**The input**
--------

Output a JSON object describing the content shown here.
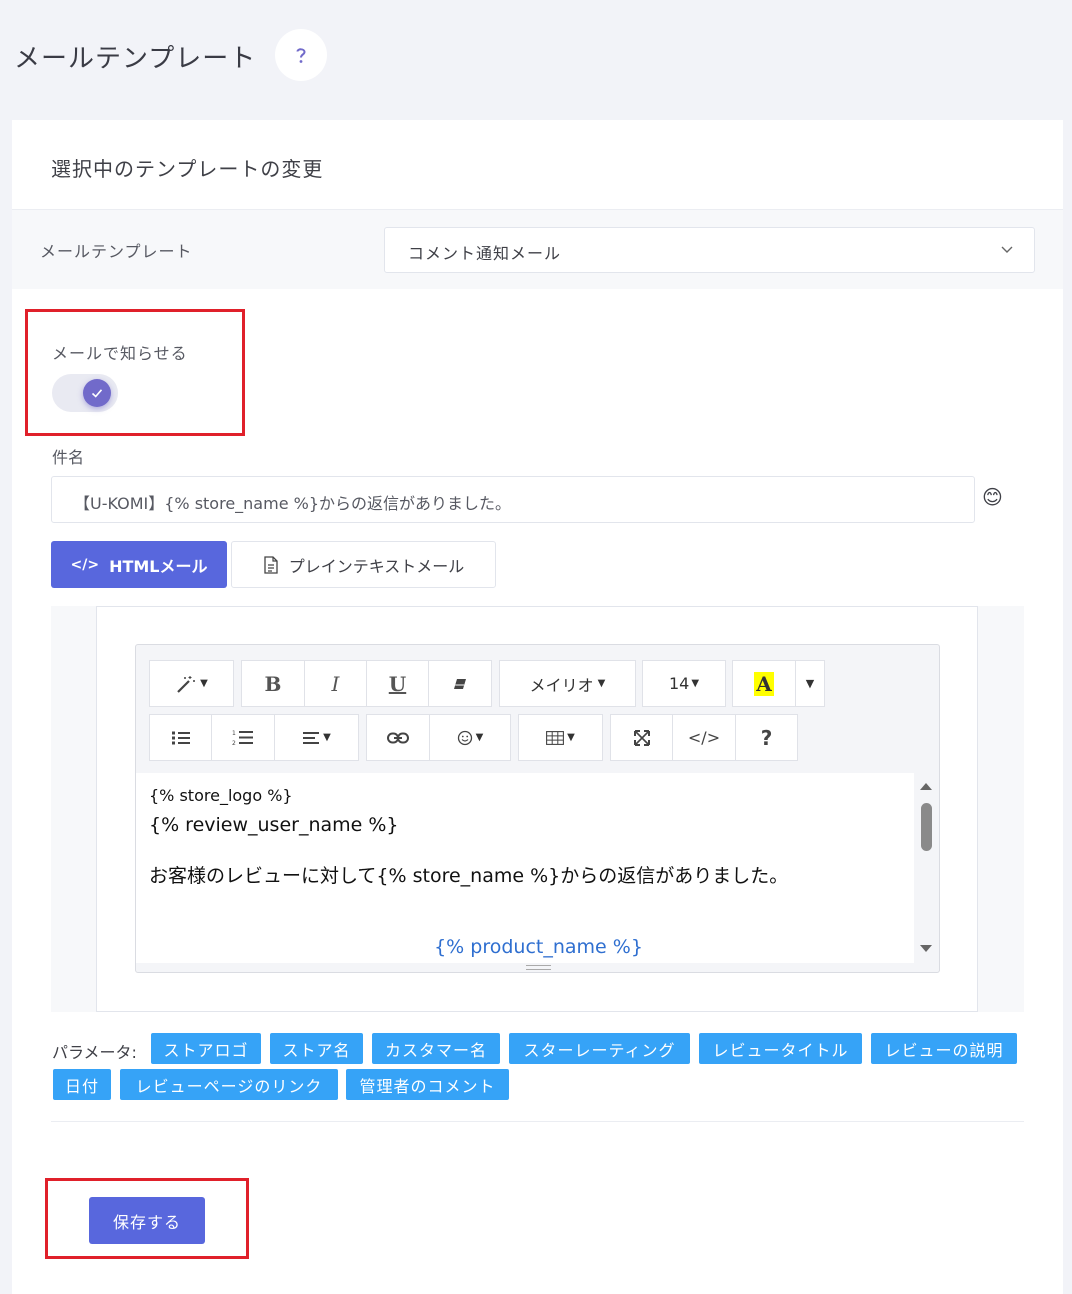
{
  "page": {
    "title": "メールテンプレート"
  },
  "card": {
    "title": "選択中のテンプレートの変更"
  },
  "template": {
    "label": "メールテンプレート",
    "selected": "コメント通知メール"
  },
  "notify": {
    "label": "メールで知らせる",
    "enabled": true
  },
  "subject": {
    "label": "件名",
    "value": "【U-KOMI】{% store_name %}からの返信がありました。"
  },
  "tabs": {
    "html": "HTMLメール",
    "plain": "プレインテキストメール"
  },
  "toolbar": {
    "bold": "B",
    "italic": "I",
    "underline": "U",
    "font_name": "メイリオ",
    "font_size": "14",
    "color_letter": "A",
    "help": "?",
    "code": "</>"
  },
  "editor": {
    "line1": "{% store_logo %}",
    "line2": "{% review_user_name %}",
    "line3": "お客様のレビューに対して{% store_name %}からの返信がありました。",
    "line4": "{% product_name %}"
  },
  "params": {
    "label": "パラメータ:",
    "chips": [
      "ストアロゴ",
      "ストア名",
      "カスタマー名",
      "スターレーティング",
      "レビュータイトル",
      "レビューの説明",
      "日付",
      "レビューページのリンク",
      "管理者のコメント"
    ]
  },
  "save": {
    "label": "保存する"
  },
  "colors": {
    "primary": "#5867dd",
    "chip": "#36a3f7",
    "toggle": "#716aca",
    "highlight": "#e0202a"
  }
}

--------

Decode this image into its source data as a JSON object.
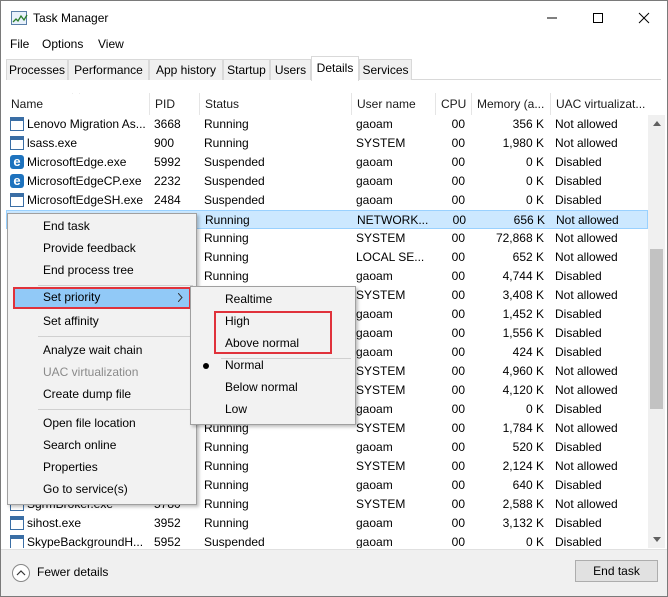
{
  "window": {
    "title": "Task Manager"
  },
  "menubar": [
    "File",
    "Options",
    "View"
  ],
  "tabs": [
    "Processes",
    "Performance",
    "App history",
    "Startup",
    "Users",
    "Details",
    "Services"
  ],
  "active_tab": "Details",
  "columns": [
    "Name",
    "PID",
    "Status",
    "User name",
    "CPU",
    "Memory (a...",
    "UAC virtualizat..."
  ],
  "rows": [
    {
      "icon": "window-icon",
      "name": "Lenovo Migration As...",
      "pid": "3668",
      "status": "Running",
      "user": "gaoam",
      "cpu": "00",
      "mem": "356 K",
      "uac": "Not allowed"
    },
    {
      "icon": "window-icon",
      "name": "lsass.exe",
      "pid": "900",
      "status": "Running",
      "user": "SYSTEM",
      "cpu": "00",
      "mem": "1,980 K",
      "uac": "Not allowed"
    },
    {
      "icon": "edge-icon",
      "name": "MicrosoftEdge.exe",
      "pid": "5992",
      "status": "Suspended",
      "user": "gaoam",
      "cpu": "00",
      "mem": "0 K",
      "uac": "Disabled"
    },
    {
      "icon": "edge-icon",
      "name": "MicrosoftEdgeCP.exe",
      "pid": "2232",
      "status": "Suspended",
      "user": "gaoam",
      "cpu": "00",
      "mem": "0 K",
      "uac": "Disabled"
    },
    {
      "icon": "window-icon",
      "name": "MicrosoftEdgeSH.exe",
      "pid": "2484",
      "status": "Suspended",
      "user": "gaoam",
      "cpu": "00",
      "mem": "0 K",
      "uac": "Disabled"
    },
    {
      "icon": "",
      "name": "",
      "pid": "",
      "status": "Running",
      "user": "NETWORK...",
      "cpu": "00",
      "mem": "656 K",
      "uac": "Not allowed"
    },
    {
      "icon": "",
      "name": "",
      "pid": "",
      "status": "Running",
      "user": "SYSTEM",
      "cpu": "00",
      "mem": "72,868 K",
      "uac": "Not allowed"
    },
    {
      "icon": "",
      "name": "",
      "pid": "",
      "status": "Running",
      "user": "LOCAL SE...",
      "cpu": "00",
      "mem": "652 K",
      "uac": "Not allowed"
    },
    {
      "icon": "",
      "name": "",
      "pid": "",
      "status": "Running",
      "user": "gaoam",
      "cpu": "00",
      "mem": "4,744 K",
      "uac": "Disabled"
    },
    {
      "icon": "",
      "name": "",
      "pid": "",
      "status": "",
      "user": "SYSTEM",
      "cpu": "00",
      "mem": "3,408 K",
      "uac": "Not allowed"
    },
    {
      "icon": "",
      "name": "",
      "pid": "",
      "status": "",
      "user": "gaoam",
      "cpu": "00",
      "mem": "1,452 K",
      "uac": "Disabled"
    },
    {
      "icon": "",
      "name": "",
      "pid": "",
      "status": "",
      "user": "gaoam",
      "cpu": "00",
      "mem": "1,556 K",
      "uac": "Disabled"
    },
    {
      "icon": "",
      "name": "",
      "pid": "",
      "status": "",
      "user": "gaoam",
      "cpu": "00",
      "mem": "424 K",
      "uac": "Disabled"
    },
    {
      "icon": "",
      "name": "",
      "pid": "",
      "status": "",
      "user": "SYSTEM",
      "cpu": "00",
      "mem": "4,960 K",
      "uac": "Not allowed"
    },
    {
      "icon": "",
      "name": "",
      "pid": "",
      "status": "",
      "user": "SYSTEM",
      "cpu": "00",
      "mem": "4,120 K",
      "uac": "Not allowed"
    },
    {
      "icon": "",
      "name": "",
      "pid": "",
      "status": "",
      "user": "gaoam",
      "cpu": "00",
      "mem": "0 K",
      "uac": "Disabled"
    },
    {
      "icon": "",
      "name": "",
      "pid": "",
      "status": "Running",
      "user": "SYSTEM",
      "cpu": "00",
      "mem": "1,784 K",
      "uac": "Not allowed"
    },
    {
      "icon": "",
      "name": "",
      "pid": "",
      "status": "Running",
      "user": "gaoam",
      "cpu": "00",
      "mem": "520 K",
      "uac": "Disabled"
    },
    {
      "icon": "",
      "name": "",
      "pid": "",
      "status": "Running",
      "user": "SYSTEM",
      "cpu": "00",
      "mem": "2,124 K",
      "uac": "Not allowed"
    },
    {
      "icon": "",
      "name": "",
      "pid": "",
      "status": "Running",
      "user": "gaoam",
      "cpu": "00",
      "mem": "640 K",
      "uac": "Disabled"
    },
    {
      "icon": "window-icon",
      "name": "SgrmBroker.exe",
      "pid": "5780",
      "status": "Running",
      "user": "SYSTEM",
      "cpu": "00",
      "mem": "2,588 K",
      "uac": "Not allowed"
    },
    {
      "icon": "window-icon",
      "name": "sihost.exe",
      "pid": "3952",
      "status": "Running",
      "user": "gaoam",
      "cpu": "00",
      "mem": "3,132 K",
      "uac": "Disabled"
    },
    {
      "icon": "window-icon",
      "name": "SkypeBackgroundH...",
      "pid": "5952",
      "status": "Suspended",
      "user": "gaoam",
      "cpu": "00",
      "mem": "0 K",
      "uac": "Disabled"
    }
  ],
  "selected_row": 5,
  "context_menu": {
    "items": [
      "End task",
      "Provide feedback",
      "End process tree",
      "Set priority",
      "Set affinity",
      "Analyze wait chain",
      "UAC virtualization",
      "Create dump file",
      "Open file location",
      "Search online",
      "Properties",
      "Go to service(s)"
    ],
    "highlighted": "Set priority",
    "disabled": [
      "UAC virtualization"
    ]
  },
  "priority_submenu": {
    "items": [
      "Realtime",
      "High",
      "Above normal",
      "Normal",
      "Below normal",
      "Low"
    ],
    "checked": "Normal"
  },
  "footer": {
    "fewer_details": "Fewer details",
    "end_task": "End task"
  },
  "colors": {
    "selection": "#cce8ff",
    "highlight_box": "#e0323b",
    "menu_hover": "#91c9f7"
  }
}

--------

**The problem**
Check the data for the word "JSON" and pull out the lines that have it.

**Response below**
Output a JSON object describing the content shown here.
Decode this image into its source data as a JSON object.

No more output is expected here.